Entries from a dataset
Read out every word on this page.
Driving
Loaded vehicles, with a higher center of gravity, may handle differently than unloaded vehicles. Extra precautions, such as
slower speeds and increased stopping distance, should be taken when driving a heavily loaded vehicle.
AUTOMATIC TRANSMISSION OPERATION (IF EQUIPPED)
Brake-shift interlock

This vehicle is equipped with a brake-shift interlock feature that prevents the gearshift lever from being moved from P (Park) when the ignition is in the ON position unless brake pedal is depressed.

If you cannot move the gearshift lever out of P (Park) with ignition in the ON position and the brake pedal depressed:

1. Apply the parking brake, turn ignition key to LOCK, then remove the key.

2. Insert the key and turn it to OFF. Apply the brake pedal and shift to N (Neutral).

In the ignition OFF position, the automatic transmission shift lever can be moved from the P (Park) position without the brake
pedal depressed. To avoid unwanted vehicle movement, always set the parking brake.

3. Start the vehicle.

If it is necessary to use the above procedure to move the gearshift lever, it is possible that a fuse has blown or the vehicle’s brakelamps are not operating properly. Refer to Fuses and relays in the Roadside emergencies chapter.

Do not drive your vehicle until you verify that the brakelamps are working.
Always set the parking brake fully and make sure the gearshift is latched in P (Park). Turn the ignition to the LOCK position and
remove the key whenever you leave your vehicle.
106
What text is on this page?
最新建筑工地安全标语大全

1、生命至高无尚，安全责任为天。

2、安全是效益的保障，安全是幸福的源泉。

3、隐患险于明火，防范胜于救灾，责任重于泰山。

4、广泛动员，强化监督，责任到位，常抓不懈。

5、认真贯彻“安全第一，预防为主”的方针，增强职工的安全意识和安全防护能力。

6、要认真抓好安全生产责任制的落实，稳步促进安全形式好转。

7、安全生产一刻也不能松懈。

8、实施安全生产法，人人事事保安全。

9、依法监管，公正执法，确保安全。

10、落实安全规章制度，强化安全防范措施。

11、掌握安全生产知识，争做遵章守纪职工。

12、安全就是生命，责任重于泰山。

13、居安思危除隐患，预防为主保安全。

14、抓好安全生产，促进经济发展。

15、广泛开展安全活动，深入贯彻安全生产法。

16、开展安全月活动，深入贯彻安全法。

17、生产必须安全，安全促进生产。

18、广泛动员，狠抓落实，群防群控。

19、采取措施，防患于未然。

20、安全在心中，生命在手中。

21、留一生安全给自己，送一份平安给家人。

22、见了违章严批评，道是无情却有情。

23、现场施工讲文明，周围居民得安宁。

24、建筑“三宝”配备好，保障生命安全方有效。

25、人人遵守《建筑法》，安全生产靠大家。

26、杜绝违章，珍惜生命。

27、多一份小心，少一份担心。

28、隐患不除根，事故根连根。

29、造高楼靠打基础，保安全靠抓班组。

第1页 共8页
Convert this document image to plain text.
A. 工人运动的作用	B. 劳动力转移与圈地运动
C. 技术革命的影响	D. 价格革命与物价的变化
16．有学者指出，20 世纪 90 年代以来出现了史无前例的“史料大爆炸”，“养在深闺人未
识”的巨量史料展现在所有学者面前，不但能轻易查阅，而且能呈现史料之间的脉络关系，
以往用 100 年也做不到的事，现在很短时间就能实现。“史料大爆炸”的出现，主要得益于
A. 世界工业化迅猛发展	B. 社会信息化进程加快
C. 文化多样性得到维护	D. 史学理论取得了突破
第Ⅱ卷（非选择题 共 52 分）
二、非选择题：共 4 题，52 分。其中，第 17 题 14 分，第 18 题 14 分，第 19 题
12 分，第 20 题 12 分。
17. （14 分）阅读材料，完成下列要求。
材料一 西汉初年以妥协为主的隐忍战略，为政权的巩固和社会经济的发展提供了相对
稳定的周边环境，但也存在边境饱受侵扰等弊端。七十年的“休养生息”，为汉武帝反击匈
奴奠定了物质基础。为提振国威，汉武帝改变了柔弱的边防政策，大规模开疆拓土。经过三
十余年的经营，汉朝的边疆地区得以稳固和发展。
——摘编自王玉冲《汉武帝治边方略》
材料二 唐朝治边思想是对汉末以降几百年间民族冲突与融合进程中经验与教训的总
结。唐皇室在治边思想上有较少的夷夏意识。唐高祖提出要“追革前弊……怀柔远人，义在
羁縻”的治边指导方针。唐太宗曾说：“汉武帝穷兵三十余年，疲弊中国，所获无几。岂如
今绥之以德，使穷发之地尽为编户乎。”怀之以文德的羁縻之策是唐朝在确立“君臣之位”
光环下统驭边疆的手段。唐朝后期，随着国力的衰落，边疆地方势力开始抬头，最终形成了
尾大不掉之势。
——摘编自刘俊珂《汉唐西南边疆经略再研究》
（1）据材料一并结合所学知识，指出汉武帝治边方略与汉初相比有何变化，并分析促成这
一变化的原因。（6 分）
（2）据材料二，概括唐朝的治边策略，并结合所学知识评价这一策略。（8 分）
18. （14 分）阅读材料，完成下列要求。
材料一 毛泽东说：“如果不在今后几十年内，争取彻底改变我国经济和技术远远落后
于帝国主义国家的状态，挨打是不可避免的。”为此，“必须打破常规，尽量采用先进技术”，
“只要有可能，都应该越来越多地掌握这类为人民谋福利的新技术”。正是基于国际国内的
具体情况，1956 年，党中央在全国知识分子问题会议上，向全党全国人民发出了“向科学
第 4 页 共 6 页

Work to do: Look through the entries and find each line that has the string "广泛动员". Copy those lines.

Answer to the problem:
4、广泛动员，强化监督，责任到位，常抓不懈。
18、广泛动员，狠抓落实，群防群控。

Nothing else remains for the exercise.